→ **Task directions**: Reproduce all of the listing below without alteration.

→ **Working data**:
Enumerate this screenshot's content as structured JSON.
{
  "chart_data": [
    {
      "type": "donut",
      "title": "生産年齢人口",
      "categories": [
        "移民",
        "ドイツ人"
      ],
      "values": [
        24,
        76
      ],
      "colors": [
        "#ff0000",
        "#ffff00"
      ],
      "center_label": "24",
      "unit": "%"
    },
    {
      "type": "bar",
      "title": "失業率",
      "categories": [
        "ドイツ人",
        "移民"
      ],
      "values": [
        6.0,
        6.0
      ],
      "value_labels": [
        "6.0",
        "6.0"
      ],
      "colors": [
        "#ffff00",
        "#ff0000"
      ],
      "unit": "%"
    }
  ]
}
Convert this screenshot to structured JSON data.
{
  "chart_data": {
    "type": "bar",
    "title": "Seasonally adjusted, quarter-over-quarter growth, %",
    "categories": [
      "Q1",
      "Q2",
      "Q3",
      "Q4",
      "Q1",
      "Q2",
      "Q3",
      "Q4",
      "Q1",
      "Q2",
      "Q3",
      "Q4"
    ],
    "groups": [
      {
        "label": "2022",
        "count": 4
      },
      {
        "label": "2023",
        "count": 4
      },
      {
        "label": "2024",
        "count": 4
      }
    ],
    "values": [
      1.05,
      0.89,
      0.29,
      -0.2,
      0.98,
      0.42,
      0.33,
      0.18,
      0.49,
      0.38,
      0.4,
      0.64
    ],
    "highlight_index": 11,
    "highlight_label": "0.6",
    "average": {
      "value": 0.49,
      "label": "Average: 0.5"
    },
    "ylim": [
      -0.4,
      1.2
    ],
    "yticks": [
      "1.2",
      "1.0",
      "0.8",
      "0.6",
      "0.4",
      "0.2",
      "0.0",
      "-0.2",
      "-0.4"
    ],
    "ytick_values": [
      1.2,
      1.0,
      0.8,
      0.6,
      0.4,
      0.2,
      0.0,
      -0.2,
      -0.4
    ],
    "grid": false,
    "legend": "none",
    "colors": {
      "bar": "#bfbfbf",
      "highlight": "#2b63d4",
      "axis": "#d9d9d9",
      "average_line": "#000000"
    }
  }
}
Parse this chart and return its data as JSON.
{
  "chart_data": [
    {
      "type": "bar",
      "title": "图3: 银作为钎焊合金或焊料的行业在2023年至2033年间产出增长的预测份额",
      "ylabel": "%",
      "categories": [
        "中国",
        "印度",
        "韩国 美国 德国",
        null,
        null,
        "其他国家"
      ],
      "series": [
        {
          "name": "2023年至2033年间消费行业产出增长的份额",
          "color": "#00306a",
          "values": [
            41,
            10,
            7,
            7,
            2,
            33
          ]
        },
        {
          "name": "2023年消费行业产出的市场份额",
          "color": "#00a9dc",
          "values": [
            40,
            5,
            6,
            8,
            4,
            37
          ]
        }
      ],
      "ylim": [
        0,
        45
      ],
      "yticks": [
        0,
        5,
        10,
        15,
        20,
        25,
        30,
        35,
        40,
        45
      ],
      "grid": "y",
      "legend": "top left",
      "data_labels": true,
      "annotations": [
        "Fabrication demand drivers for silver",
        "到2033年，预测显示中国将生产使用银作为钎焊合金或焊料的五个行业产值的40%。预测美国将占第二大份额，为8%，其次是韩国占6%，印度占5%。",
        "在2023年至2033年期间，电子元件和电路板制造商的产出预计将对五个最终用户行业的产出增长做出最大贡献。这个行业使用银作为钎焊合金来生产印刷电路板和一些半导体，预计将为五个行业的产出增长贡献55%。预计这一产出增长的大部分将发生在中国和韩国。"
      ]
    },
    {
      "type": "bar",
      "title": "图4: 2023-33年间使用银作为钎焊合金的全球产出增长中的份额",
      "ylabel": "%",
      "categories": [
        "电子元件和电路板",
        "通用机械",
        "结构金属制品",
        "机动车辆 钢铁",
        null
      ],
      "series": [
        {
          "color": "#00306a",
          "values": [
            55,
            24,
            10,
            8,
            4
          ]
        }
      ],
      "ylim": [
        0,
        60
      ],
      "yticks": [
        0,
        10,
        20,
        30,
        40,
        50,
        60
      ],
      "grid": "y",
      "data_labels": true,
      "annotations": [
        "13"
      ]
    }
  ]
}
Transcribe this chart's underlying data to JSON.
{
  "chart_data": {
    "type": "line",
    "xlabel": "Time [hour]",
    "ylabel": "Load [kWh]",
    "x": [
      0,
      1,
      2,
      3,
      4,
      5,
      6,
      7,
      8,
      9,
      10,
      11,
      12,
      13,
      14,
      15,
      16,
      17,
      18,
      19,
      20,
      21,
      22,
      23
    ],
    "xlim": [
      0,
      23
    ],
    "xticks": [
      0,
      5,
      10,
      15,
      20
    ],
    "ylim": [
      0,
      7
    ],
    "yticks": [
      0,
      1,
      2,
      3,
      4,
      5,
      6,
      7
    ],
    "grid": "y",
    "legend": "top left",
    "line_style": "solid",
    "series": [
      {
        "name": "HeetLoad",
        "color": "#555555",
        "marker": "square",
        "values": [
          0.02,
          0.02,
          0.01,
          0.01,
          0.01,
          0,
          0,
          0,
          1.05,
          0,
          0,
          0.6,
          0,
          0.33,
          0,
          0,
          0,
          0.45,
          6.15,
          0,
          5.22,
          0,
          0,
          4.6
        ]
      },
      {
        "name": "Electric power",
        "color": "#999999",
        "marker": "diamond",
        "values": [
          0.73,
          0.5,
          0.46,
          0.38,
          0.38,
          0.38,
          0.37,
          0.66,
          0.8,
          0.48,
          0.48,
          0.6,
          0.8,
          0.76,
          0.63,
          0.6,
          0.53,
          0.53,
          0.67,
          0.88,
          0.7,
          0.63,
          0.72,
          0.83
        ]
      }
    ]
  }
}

→ **Correct answer**:
Enumerate this screenshot's content as structured JSON.
{
  "chart_data": [
    {
      "type": "donut",
      "title": "生産年齢人口",
      "categories": [
        "移民",
        "ドイツ人"
      ],
      "values": [
        24,
        76
      ],
      "colors": [
        "#ff0000",
        "#ffff00"
      ],
      "center_label": "24",
      "unit": "%"
    },
    {
      "type": "bar",
      "title": "失業率",
      "categories": [
        "ドイツ人",
        "移民"
      ],
      "values": [
        6.0,
        6.0
      ],
      "value_labels": [
        "6.0",
        "6.0"
      ],
      "colors": [
        "#ffff00",
        "#ff0000"
      ],
      "unit": "%"
    }
  ]
}
Convert this screenshot to structured JSON data.
{
  "chart_data": {
    "type": "bar",
    "title": "Seasonally adjusted, quarter-over-quarter growth, %",
    "categories": [
      "Q1",
      "Q2",
      "Q3",
      "Q4",
      "Q1",
      "Q2",
      "Q3",
      "Q4",
      "Q1",
      "Q2",
      "Q3",
      "Q4"
    ],
    "groups": [
      {
        "label": "2022",
        "count": 4
      },
      {
        "label": "2023",
        "count": 4
      },
      {
        "label": "2024",
        "count": 4
      }
    ],
    "values": [
      1.05,
      0.89,
      0.29,
      -0.2,
      0.98,
      0.42,
      0.33,
      0.18,
      0.49,
      0.38,
      0.4,
      0.64
    ],
    "highlight_index": 11,
    "highlight_label": "0.6",
    "average": {
      "value": 0.49,
      "label": "Average: 0.5"
    },
    "ylim": [
      -0.4,
      1.2
    ],
    "yticks": [
      "1.2",
      "1.0",
      "0.8",
      "0.6",
      "0.4",
      "0.2",
      "0.0",
      "-0.2",
      "-0.4"
    ],
    "ytick_values": [
      1.2,
      1.0,
      0.8,
      0.6,
      0.4,
      0.2,
      0.0,
      -0.2,
      -0.4
    ],
    "grid": false,
    "legend": "none",
    "colors": {
      "bar": "#bfbfbf",
      "highlight": "#2b63d4",
      "axis": "#d9d9d9",
      "average_line": "#000000"
    }
  }
}
Parse this chart and return its data as JSON.
{
  "chart_data": [
    {
      "type": "bar",
      "title": "图3: 银作为钎焊合金或焊料的行业在2023年至2033年间产出增长的预测份额",
      "ylabel": "%",
      "categories": [
        "中国",
        "印度",
        "韩国 美国 德国",
        null,
        null,
        "其他国家"
      ],
      "series": [
        {
          "name": "2023年至2033年间消费行业产出增长的份额",
          "color": "#00306a",
          "values": [
            41,
            10,
            7,
            7,
            2,
            33
          ]
        },
        {
          "name": "2023年消费行业产出的市场份额",
          "color": "#00a9dc",
          "values": [
            40,
            5,
            6,
            8,
            4,
            37
          ]
        }
      ],
      "ylim": [
        0,
        45
      ],
      "yticks": [
        0,
        5,
        10,
        15,
        20,
        25,
        30,
        35,
        40,
        45
      ],
      "grid": "y",
      "legend": "top left",
      "data_labels": true,
      "annotations": [
        "Fabrication demand drivers for silver",
        "到2033年，预测显示中国将生产使用银作为钎焊合金或焊料的五个行业产值的40%。预测美国将占第二大份额，为8%，其次是韩国占6%，印度占5%。",
        "在2023年至2033年期间，电子元件和电路板制造商的产出预计将对五个最终用户行业的产出增长做出最大贡献。这个行业使用银作为钎焊合金来生产印刷电路板和一些半导体，预计将为五个行业的产出增长贡献55%。预计这一产出增长的大部分将发生在中国和韩国。"
      ]
    },
    {
      "type": "bar",
      "title": "图4: 2023-33年间使用银作为钎焊合金的全球产出增长中的份额",
      "ylabel": "%",
      "categories": [
        "电子元件和电路板",
        "通用机械",
        "结构金属制品",
        "机动车辆 钢铁",
        null
      ],
      "series": [
        {
          "color": "#00306a",
          "values": [
            55,
            24,
            10,
            8,
            4
          ]
        }
      ],
      "ylim": [
        0,
        60
      ],
      "yticks": [
        0,
        10,
        20,
        30,
        40,
        50,
        60
      ],
      "grid": "y",
      "data_labels": true,
      "annotations": [
        "13"
      ]
    }
  ]
}
Transcribe this chart's underlying data to JSON.
{
  "chart_data": {
    "type": "line",
    "xlabel": "Time [hour]",
    "ylabel": "Load [kWh]",
    "x": [
      0,
      1,
      2,
      3,
      4,
      5,
      6,
      7,
      8,
      9,
      10,
      11,
      12,
      13,
      14,
      15,
      16,
      17,
      18,
      19,
      20,
      21,
      22,
      23
    ],
    "xlim": [
      0,
      23
    ],
    "xticks": [
      0,
      5,
      10,
      15,
      20
    ],
    "ylim": [
      0,
      7
    ],
    "yticks": [
      0,
      1,
      2,
      3,
      4,
      5,
      6,
      7
    ],
    "grid": "y",
    "legend": "top left",
    "line_style": "solid",
    "series": [
      {
        "name": "HeetLoad",
        "color": "#555555",
        "marker": "square",
        "values": [
          0.02,
          0.02,
          0.01,
          0.01,
          0.01,
          0,
          0,
          0,
          1.05,
          0,
          0,
          0.6,
          0,
          0.33,
          0,
          0,
          0,
          0.45,
          6.15,
          0,
          5.22,
          0,
          0,
          4.6
        ]
      },
      {
        "name": "Electric power",
        "color": "#999999",
        "marker": "diamond",
        "values": [
          0.73,
          0.5,
          0.46,
          0.38,
          0.38,
          0.38,
          0.37,
          0.66,
          0.8,
          0.48,
          0.48,
          0.6,
          0.8,
          0.76,
          0.63,
          0.6,
          0.53,
          0.53,
          0.67,
          0.88,
          0.7,
          0.63,
          0.72,
          0.83
        ]
      }
    ]
  }
}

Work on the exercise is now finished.